— Exercise aim —
Please print the full listing exactly.

— Data to process —
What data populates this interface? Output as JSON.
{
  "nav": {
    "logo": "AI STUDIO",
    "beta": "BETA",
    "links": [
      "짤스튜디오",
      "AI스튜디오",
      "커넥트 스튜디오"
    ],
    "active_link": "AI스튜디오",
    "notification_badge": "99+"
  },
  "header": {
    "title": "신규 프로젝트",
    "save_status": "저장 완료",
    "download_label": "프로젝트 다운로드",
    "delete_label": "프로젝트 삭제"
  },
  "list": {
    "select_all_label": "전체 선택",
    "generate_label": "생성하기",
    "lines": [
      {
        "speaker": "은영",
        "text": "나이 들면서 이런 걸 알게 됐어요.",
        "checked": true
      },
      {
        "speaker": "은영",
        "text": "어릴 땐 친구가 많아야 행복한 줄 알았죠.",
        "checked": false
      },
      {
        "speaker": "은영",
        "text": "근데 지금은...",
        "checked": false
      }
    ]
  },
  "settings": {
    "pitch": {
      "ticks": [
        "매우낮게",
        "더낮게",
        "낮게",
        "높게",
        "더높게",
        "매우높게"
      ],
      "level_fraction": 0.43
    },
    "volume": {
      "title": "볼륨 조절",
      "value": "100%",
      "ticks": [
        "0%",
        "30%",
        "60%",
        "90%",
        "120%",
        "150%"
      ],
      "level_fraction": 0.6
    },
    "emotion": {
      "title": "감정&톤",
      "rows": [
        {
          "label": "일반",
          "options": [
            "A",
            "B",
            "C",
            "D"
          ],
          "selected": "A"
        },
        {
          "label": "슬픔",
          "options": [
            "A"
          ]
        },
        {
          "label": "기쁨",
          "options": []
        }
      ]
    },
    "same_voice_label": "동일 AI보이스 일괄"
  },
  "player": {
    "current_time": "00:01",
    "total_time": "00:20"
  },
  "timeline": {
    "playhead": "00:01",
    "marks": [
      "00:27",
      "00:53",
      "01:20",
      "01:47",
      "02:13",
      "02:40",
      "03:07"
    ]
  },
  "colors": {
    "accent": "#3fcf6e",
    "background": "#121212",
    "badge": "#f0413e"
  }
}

— Exercise solution —
What data populates this interface? Output as JSON.
{
  "nav": {
    "logo": "AI STUDIO",
    "beta": "BETA",
    "links": [
      "짤스튜디오",
      "AI스튜디오",
      "커넥트 스튜디오"
    ],
    "active_link": "AI스튜디오",
    "notification_badge": "99+"
  },
  "header": {
    "title": "신규 프로젝트",
    "save_status": "저장 완료",
    "download_label": "프로젝트 다운로드",
    "delete_label": "프로젝트 삭제"
  },
  "list": {
    "select_all_label": "전체 선택",
    "generate_label": "생성하기",
    "lines": [
      {
        "speaker": "은영",
        "text": "나이 들면서 이런 걸 알게 됐어요.",
        "checked": true
      },
      {
        "speaker": "은영",
        "text": "어릴 땐 친구가 많아야 행복한 줄 알았죠.",
        "checked": false
      },
      {
        "speaker": "은영",
        "text": "근데 지금은...",
        "checked": false
      }
    ]
  },
  "settings": {
    "pitch": {
      "ticks": [
        "매우낮게",
        "더낮게",
        "낮게",
        "높게",
        "더높게",
        "매우높게"
      ],
      "level_fraction": 0.43
    },
    "volume": {
      "title": "볼륨 조절",
      "value": "100%",
      "ticks": [
        "0%",
        "30%",
        "60%",
        "90%",
        "120%",
        "150%"
      ],
      "level_fraction": 0.6
    },
    "emotion": {
      "title": "감정&톤",
      "rows": [
        {
          "label": "일반",
          "options": [
            "A",
            "B",
            "C",
            "D"
          ],
          "selected": "A"
        },
        {
          "label": "슬픔",
          "options": [
            "A"
          ]
        },
        {
          "label": "기쁨",
          "options": []
        }
      ]
    },
    "same_voice_label": "동일 AI보이스 일괄"
  },
  "player": {
    "current_time": "00:01",
    "total_time": "00:20"
  },
  "timeline": {
    "playhead": "00:01",
    "marks": [
      "00:27",
      "00:53",
      "01:20",
      "01:47",
      "02:13",
      "02:40",
      "03:07"
    ]
  },
  "colors": {
    "accent": "#3fcf6e",
    "background": "#121212",
    "badge": "#f0413e"
  }
}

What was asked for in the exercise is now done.